> [Objective]
All of the records listed below should be retyped exactly.

> [Collected data]
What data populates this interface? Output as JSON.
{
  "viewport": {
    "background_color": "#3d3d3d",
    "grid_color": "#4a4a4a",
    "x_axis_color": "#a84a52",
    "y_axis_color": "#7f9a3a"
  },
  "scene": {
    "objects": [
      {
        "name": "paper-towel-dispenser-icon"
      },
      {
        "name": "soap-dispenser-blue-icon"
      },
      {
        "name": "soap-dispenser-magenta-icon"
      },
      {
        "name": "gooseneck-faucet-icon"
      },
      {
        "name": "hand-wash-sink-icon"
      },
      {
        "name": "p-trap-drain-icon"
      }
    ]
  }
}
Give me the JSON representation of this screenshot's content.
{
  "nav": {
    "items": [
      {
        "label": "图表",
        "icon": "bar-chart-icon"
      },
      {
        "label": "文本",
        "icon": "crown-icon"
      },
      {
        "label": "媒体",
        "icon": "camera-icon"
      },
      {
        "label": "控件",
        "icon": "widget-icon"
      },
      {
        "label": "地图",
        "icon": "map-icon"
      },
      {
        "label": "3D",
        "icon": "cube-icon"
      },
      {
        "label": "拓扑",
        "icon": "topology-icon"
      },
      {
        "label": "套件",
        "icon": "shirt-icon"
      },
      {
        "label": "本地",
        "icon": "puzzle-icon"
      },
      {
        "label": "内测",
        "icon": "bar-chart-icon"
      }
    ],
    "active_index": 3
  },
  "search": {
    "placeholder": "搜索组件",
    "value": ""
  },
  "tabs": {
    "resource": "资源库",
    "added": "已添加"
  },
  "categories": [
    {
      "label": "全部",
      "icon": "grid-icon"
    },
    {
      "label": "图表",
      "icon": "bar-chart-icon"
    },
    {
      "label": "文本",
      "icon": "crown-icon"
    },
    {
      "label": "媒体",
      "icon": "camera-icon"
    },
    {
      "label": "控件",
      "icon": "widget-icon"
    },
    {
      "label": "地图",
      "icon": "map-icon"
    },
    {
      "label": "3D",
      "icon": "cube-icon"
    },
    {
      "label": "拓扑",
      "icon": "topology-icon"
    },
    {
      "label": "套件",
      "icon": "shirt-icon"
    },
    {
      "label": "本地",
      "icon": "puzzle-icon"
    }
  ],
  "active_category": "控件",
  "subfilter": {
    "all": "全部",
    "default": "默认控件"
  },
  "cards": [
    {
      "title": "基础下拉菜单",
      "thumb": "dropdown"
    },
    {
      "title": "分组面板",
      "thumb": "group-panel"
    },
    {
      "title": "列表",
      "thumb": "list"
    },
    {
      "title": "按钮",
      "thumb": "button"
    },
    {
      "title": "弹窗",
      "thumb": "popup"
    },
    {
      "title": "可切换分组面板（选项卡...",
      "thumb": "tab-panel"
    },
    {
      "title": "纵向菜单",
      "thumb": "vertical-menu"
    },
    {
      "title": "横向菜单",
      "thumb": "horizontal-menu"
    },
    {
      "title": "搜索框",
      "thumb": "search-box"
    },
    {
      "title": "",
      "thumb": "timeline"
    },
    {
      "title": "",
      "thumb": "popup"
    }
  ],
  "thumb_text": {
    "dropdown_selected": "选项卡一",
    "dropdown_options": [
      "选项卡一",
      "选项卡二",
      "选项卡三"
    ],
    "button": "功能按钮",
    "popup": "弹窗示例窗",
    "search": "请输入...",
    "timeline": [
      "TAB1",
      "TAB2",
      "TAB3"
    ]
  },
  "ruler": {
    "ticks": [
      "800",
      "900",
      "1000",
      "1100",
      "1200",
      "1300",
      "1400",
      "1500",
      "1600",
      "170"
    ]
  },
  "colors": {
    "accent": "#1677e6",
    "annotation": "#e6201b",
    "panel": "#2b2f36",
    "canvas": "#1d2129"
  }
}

> [Exercise response]
What data populates this interface? Output as JSON.
{
  "viewport": {
    "background_color": "#3d3d3d",
    "grid_color": "#4a4a4a",
    "x_axis_color": "#a84a52",
    "y_axis_color": "#7f9a3a"
  },
  "scene": {
    "objects": [
      {
        "name": "paper-towel-dispenser-icon"
      },
      {
        "name": "soap-dispenser-blue-icon"
      },
      {
        "name": "soap-dispenser-magenta-icon"
      },
      {
        "name": "gooseneck-faucet-icon"
      },
      {
        "name": "hand-wash-sink-icon"
      },
      {
        "name": "p-trap-drain-icon"
      }
    ]
  }
}
Give me the JSON representation of this screenshot's content.
{
  "nav": {
    "items": [
      {
        "label": "图表",
        "icon": "bar-chart-icon"
      },
      {
        "label": "文本",
        "icon": "crown-icon"
      },
      {
        "label": "媒体",
        "icon": "camera-icon"
      },
      {
        "label": "控件",
        "icon": "widget-icon"
      },
      {
        "label": "地图",
        "icon": "map-icon"
      },
      {
        "label": "3D",
        "icon": "cube-icon"
      },
      {
        "label": "拓扑",
        "icon": "topology-icon"
      },
      {
        "label": "套件",
        "icon": "shirt-icon"
      },
      {
        "label": "本地",
        "icon": "puzzle-icon"
      },
      {
        "label": "内测",
        "icon": "bar-chart-icon"
      }
    ],
    "active_index": 3
  },
  "search": {
    "placeholder": "搜索组件",
    "value": ""
  },
  "tabs": {
    "resource": "资源库",
    "added": "已添加"
  },
  "categories": [
    {
      "label": "全部",
      "icon": "grid-icon"
    },
    {
      "label": "图表",
      "icon": "bar-chart-icon"
    },
    {
      "label": "文本",
      "icon": "crown-icon"
    },
    {
      "label": "媒体",
      "icon": "camera-icon"
    },
    {
      "label": "控件",
      "icon": "widget-icon"
    },
    {
      "label": "地图",
      "icon": "map-icon"
    },
    {
      "label": "3D",
      "icon": "cube-icon"
    },
    {
      "label": "拓扑",
      "icon": "topology-icon"
    },
    {
      "label": "套件",
      "icon": "shirt-icon"
    },
    {
      "label": "本地",
      "icon": "puzzle-icon"
    }
  ],
  "active_category": "控件",
  "subfilter": {
    "all": "全部",
    "default": "默认控件"
  },
  "cards": [
    {
      "title": "基础下拉菜单",
      "thumb": "dropdown"
    },
    {
      "title": "分组面板",
      "thumb": "group-panel"
    },
    {
      "title": "列表",
      "thumb": "list"
    },
    {
      "title": "按钮",
      "thumb": "button"
    },
    {
      "title": "弹窗",
      "thumb": "popup"
    },
    {
      "title": "可切换分组面板（选项卡...",
      "thumb": "tab-panel"
    },
    {
      "title": "纵向菜单",
      "thumb": "vertical-menu"
    },
    {
      "title": "横向菜单",
      "thumb": "horizontal-menu"
    },
    {
      "title": "搜索框",
      "thumb": "search-box"
    },
    {
      "title": "",
      "thumb": "timeline"
    },
    {
      "title": "",
      "thumb": "popup"
    }
  ],
  "thumb_text": {
    "dropdown_selected": "选项卡一",
    "dropdown_options": [
      "选项卡一",
      "选项卡二",
      "选项卡三"
    ],
    "button": "功能按钮",
    "popup": "弹窗示例窗",
    "search": "请输入...",
    "timeline": [
      "TAB1",
      "TAB2",
      "TAB3"
    ]
  },
  "ruler": {
    "ticks": [
      "800",
      "900",
      "1000",
      "1100",
      "1200",
      "1300",
      "1400",
      "1500",
      "1600",
      "170"
    ]
  },
  "colors": {
    "accent": "#1677e6",
    "annotation": "#e6201b",
    "panel": "#2b2f36",
    "canvas": "#1d2129"
  }
}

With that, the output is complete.